BEGIN DATASET RECORDS

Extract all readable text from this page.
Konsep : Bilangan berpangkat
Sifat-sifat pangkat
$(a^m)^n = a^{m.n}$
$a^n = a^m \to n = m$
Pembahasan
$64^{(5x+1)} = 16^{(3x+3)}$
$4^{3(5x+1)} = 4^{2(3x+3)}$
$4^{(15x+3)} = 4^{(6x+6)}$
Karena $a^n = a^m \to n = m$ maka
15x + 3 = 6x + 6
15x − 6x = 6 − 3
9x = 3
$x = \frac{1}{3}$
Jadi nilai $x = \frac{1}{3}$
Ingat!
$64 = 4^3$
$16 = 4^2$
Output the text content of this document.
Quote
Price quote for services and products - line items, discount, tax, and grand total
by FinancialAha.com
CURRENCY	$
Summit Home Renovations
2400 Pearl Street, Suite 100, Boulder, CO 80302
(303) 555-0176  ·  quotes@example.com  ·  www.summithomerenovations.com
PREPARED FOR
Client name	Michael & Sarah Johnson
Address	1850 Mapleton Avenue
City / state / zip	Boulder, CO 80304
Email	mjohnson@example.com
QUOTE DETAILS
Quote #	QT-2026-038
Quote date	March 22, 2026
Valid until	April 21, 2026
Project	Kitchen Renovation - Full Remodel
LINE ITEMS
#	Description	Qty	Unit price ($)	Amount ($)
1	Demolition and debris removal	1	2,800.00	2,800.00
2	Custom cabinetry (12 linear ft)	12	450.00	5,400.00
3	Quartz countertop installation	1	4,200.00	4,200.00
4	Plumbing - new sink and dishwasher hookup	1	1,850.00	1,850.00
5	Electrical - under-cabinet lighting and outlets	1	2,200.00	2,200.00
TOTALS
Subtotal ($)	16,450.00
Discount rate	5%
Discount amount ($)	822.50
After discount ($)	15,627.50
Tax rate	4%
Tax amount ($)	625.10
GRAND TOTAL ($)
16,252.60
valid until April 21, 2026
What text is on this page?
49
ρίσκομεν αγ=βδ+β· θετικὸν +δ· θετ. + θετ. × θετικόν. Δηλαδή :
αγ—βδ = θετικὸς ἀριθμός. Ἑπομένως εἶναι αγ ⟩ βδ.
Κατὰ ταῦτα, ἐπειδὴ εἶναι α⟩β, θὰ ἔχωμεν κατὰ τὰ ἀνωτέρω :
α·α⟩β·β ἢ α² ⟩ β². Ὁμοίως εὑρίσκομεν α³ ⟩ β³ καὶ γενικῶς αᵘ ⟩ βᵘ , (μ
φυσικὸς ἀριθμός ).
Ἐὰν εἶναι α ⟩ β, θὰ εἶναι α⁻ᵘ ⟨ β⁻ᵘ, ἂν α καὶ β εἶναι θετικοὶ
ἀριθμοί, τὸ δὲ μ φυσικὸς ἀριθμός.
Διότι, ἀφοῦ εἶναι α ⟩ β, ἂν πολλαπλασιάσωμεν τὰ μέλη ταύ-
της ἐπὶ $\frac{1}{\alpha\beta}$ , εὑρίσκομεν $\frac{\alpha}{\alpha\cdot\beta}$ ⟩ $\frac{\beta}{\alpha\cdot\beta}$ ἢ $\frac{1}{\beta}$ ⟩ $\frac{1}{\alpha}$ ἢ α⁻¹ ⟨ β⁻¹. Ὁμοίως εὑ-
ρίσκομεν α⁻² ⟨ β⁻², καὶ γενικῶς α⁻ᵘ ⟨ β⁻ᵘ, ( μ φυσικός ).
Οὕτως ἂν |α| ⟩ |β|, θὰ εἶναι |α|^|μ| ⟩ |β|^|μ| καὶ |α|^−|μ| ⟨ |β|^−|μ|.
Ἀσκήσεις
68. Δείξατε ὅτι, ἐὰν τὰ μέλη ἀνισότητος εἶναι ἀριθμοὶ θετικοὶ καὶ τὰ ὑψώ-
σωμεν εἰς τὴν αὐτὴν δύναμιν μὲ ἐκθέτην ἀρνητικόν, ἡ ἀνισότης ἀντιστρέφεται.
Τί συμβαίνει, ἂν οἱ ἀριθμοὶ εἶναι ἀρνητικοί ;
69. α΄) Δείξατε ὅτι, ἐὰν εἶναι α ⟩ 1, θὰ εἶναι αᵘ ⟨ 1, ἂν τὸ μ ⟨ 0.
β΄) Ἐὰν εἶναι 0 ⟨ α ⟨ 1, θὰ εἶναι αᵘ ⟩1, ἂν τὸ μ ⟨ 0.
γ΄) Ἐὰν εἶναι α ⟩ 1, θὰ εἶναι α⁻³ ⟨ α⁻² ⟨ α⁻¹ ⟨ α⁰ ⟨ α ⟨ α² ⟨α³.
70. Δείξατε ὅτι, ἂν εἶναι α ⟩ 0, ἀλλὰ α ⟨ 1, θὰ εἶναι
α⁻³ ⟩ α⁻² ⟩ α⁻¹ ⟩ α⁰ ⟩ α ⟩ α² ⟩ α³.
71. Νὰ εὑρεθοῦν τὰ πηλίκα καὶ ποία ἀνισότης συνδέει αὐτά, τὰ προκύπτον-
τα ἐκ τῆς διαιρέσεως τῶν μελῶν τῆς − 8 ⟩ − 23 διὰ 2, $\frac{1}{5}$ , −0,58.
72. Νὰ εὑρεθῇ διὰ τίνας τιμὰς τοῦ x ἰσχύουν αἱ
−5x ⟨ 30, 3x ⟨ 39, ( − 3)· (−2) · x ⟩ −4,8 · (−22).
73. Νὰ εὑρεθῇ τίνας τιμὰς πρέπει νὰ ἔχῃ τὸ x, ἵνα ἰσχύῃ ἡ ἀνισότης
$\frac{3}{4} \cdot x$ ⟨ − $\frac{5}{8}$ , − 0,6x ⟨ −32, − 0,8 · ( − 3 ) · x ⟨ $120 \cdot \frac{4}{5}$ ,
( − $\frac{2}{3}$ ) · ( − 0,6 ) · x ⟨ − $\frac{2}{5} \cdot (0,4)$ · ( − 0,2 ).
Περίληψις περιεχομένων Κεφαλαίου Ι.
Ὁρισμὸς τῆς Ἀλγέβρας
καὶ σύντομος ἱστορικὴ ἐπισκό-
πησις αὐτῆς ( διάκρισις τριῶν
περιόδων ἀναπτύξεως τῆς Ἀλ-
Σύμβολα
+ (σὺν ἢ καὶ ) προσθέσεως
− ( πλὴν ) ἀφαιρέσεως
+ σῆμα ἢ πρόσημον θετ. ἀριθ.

END DATASET RECORDS

> SHORT PROBLEM
Go through the material and copy out every line with "εἶναι" in it.

> ANSWER FOR THIS EXERCISE
αγ—βδ = θετικὸς ἀριθμός. Ἑπομένως εἶναι αγ ⟩ βδ.
Κατὰ ταῦτα, ἐπειδὴ εἶναι α⟩β, θὰ ἔχωμεν κατὰ τὰ ἀνωτέρω :
Ἐὰν εἶναι α ⟩ β, θὰ εἶναι α⁻ᵘ ⟨ β⁻ᵘ, ἂν α καὶ β εἶναι θετικοὶ
Διότι, ἀφοῦ εἶναι α ⟩ β, ἂν πολλαπλασιάσωμεν τὰ μέλη ταύ-
Οὕτως ἂν |α| ⟩ |β|, θὰ εἶναι |α|^|μ| ⟩ |β|^|μ| καὶ |α|^−|μ| ⟨ |β|^−|μ|.
68. Δείξατε ὅτι, ἐὰν τὰ μέλη ἀνισότητος εἶναι ἀριθμοὶ θετικοὶ καὶ τὰ ὑψώ-
Τί συμβαίνει, ἂν οἱ ἀριθμοὶ εἶναι ἀρνητικοί ;
69. α΄) Δείξατε ὅτι, ἐὰν εἶναι α ⟩ 1, θὰ εἶναι αᵘ ⟨ 1, ἂν τὸ μ ⟨ 0.
β΄) Ἐὰν εἶναι 0 ⟨ α ⟨ 1, θὰ εἶναι αᵘ ⟩1, ἂν τὸ μ ⟨ 0.
γ΄) Ἐὰν εἶναι α ⟩ 1, θὰ εἶναι α⁻³ ⟨ α⁻² ⟨ α⁻¹ ⟨ α⁰ ⟨ α ⟨ α² ⟨α³.
70. Δείξατε ὅτι, ἂν εἶναι α ⟩ 0, ἀλλὰ α ⟨ 1, θὰ εἶναι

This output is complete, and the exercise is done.